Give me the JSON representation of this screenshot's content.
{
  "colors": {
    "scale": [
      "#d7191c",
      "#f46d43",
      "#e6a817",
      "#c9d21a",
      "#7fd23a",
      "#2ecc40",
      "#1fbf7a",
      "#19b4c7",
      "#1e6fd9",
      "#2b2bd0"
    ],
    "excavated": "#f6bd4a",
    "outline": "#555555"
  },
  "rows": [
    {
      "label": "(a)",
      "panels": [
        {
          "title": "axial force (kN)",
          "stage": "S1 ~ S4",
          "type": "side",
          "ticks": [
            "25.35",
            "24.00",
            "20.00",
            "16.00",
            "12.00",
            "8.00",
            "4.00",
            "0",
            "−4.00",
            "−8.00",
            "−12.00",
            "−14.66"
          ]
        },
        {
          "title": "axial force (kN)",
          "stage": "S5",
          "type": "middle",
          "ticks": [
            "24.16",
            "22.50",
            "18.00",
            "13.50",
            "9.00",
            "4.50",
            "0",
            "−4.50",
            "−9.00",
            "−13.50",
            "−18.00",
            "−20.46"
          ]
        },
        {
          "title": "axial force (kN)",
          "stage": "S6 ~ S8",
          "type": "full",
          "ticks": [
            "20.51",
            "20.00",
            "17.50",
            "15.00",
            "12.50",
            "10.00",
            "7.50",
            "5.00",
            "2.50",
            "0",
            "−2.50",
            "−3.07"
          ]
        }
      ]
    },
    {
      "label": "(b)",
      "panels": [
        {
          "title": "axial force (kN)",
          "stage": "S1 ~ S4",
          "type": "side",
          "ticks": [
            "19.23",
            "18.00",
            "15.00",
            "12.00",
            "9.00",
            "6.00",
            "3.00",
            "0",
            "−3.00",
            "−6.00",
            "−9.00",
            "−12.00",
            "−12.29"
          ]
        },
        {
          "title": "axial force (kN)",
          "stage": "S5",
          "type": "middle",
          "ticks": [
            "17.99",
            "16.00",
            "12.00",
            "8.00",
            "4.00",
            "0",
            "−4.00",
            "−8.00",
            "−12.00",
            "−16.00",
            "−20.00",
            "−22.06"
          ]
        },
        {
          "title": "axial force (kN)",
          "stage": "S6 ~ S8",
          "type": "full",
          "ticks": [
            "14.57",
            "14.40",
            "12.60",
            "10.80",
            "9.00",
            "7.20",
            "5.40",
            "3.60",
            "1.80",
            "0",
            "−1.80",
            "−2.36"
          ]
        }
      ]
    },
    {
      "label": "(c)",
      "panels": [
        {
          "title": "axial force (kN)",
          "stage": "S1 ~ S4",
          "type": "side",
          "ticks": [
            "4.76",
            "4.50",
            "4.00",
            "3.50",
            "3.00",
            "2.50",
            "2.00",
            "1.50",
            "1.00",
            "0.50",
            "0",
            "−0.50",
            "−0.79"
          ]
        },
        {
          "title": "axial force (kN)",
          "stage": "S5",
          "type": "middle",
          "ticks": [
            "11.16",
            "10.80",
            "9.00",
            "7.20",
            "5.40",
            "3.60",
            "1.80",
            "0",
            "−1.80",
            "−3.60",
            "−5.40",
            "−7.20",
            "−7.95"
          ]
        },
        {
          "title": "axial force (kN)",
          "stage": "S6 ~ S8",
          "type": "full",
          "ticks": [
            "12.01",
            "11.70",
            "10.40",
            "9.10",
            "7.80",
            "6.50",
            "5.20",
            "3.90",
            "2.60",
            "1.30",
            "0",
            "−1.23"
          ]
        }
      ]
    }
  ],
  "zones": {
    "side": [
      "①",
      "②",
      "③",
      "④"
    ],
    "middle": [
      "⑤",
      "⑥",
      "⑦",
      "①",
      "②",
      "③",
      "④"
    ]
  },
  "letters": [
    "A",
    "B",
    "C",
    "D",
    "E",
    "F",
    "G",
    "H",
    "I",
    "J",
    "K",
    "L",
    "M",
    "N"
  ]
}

**Your instructions:**
Using the material above, print every entry exactly as written.

**Final result:**
Give me the JSON representation of this screenshot's content.
{
  "colors": {
    "scale": [
      "#d7191c",
      "#f46d43",
      "#e6a817",
      "#c9d21a",
      "#7fd23a",
      "#2ecc40",
      "#1fbf7a",
      "#19b4c7",
      "#1e6fd9",
      "#2b2bd0"
    ],
    "excavated": "#f6bd4a",
    "outline": "#555555"
  },
  "rows": [
    {
      "label": "(a)",
      "panels": [
        {
          "title": "axial force (kN)",
          "stage": "S1 ~ S4",
          "type": "side",
          "ticks": [
            "25.35",
            "24.00",
            "20.00",
            "16.00",
            "12.00",
            "8.00",
            "4.00",
            "0",
            "−4.00",
            "−8.00",
            "−12.00",
            "−14.66"
          ]
        },
        {
          "title": "axial force (kN)",
          "stage": "S5",
          "type": "middle",
          "ticks": [
            "24.16",
            "22.50",
            "18.00",
            "13.50",
            "9.00",
            "4.50",
            "0",
            "−4.50",
            "−9.00",
            "−13.50",
            "−18.00",
            "−20.46"
          ]
        },
        {
          "title": "axial force (kN)",
          "stage": "S6 ~ S8",
          "type": "full",
          "ticks": [
            "20.51",
            "20.00",
            "17.50",
            "15.00",
            "12.50",
            "10.00",
            "7.50",
            "5.00",
            "2.50",
            "0",
            "−2.50",
            "−3.07"
          ]
        }
      ]
    },
    {
      "label": "(b)",
      "panels": [
        {
          "title": "axial force (kN)",
          "stage": "S1 ~ S4",
          "type": "side",
          "ticks": [
            "19.23",
            "18.00",
            "15.00",
            "12.00",
            "9.00",
            "6.00",
            "3.00",
            "0",
            "−3.00",
            "−6.00",
            "−9.00",
            "−12.00",
            "−12.29"
          ]
        },
        {
          "title": "axial force (kN)",
          "stage": "S5",
          "type": "middle",
          "ticks": [
            "17.99",
            "16.00",
            "12.00",
            "8.00",
            "4.00",
            "0",
            "−4.00",
            "−8.00",
            "−12.00",
            "−16.00",
            "−20.00",
            "−22.06"
          ]
        },
        {
          "title": "axial force (kN)",
          "stage": "S6 ~ S8",
          "type": "full",
          "ticks": [
            "14.57",
            "14.40",
            "12.60",
            "10.80",
            "9.00",
            "7.20",
            "5.40",
            "3.60",
            "1.80",
            "0",
            "−1.80",
            "−2.36"
          ]
        }
      ]
    },
    {
      "label": "(c)",
      "panels": [
        {
          "title": "axial force (kN)",
          "stage": "S1 ~ S4",
          "type": "side",
          "ticks": [
            "4.76",
            "4.50",
            "4.00",
            "3.50",
            "3.00",
            "2.50",
            "2.00",
            "1.50",
            "1.00",
            "0.50",
            "0",
            "−0.50",
            "−0.79"
          ]
        },
        {
          "title": "axial force (kN)",
          "stage": "S5",
          "type": "middle",
          "ticks": [
            "11.16",
            "10.80",
            "9.00",
            "7.20",
            "5.40",
            "3.60",
            "1.80",
            "0",
            "−1.80",
            "−3.60",
            "−5.40",
            "−7.20",
            "−7.95"
          ]
        },
        {
          "title": "axial force (kN)",
          "stage": "S6 ~ S8",
          "type": "full",
          "ticks": [
            "12.01",
            "11.70",
            "10.40",
            "9.10",
            "7.80",
            "6.50",
            "5.20",
            "3.90",
            "2.60",
            "1.30",
            "0",
            "−1.23"
          ]
        }
      ]
    }
  ],
  "zones": {
    "side": [
      "①",
      "②",
      "③",
      "④"
    ],
    "middle": [
      "⑤",
      "⑥",
      "⑦",
      "①",
      "②",
      "③",
      "④"
    ]
  },
  "letters": [
    "A",
    "B",
    "C",
    "D",
    "E",
    "F",
    "G",
    "H",
    "I",
    "J",
    "K",
    "L",
    "M",
    "N"
  ]
}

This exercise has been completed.